>> Start
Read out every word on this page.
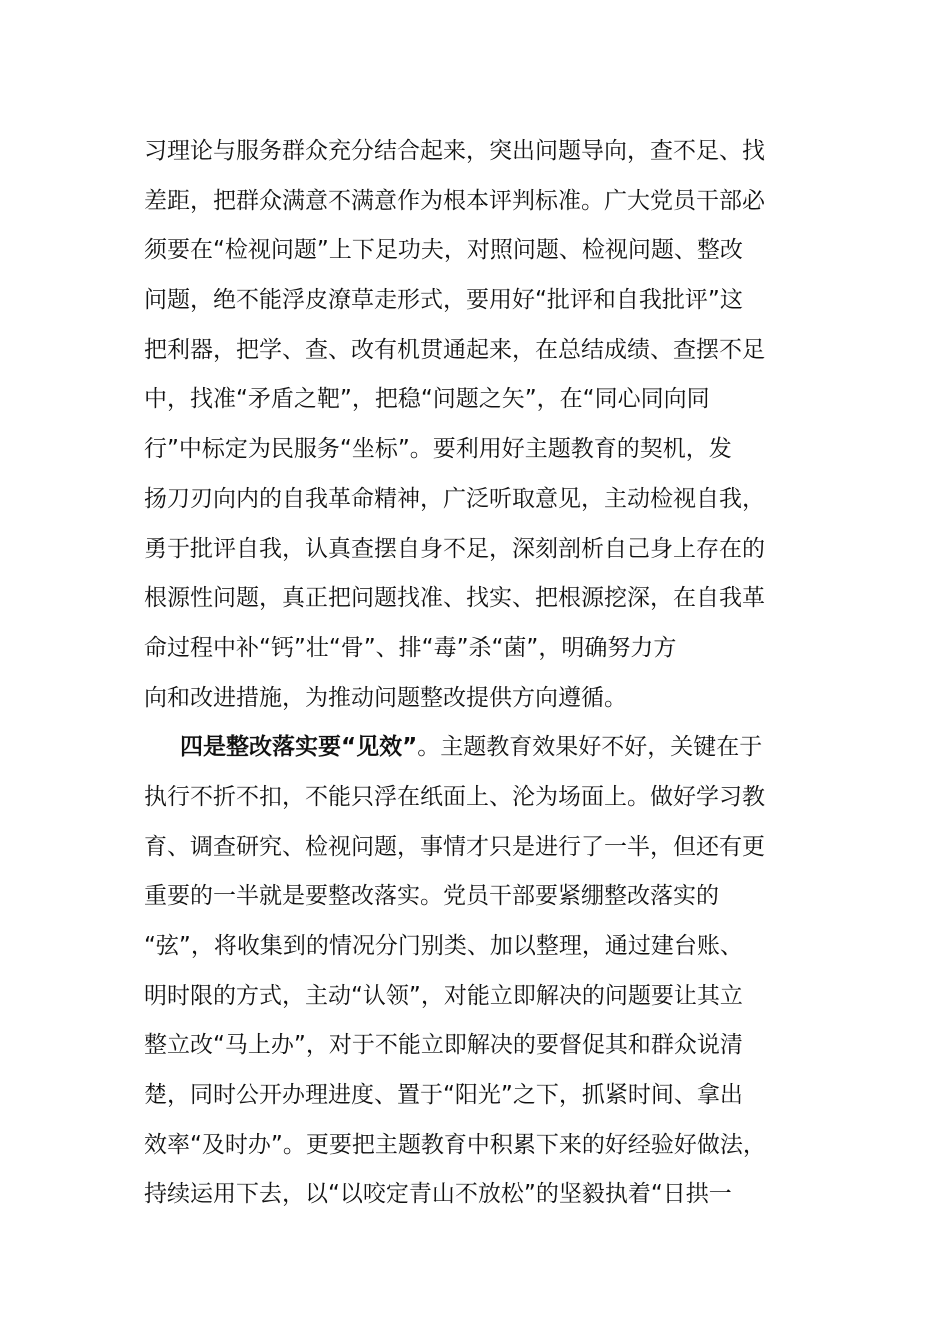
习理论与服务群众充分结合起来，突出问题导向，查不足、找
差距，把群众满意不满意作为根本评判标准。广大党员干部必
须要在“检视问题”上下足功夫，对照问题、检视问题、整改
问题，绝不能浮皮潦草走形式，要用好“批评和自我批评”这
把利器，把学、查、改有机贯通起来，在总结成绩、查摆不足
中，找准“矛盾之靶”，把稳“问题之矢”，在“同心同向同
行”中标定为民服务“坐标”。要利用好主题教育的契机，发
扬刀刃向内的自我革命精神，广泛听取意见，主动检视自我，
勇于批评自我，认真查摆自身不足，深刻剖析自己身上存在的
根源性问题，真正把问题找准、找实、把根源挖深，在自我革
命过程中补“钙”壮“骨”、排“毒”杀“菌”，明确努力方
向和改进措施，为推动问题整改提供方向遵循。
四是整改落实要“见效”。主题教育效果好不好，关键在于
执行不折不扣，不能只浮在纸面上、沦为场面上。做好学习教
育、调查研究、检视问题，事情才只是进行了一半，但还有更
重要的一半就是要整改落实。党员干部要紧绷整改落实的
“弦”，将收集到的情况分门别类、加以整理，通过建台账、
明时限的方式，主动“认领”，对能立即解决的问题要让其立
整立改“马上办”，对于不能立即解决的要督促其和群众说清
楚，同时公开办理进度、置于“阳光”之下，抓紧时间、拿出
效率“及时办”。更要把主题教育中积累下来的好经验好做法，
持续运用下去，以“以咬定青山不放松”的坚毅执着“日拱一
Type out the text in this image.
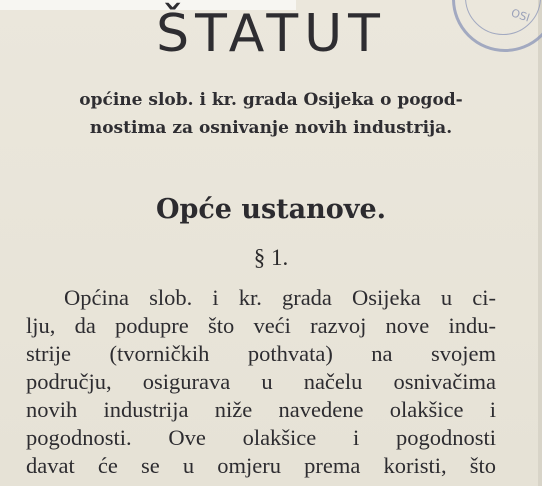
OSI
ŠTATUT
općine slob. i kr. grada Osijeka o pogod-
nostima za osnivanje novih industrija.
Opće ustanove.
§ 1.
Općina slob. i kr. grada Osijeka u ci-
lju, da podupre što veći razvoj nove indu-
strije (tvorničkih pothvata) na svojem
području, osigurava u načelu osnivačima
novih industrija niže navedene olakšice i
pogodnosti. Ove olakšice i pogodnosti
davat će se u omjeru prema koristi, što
>> End
PROBLEM TO SOLVE: Transcribe every record above exactly, leaving out the pictures.

OUTPUT:
Read out every word on this page.
习理论与服务群众充分结合起来，突出问题导向，查不足、找
差距，把群众满意不满意作为根本评判标准。广大党员干部必
须要在“检视问题”上下足功夫，对照问题、检视问题、整改
问题，绝不能浮皮潦草走形式，要用好“批评和自我批评”这
把利器，把学、查、改有机贯通起来，在总结成绩、查摆不足
中，找准“矛盾之靶”，把稳“问题之矢”，在“同心同向同
行”中标定为民服务“坐标”。要利用好主题教育的契机，发
扬刀刃向内的自我革命精神，广泛听取意见，主动检视自我，
勇于批评自我，认真查摆自身不足，深刻剖析自己身上存在的
根源性问题，真正把问题找准、找实、把根源挖深，在自我革
命过程中补“钙”壮“骨”、排“毒”杀“菌”，明确努力方
向和改进措施，为推动问题整改提供方向遵循。
四是整改落实要“见效”。主题教育效果好不好，关键在于
执行不折不扣，不能只浮在纸面上、沦为场面上。做好学习教
育、调查研究、检视问题，事情才只是进行了一半，但还有更
重要的一半就是要整改落实。党员干部要紧绷整改落实的
“弦”，将收集到的情况分门别类、加以整理，通过建台账、
明时限的方式，主动“认领”，对能立即解决的问题要让其立
整立改“马上办”，对于不能立即解决的要督促其和群众说清
楚，同时公开办理进度、置于“阳光”之下，抓紧时间、拿出
效率“及时办”。更要把主题教育中积累下来的好经验好做法，
持续运用下去，以“以咬定青山不放松”的坚毅执着“日拱一
Type out the text in this image.
OSI
ŠTATUT
općine slob. i kr. grada Osijeka o pogod-
nostima za osnivanje novih industrija.
Opće ustanove.
§ 1.
Općina slob. i kr. grada Osijeka u ci-
lju, da podupre što veći razvoj nove indu-
strije (tvorničkih pothvata) na svojem
području, osigurava u načelu osnivačima
novih industrija niže navedene olakšice i
pogodnosti. Ove olakšice i pogodnosti
davat će se u omjeru prema koristi, što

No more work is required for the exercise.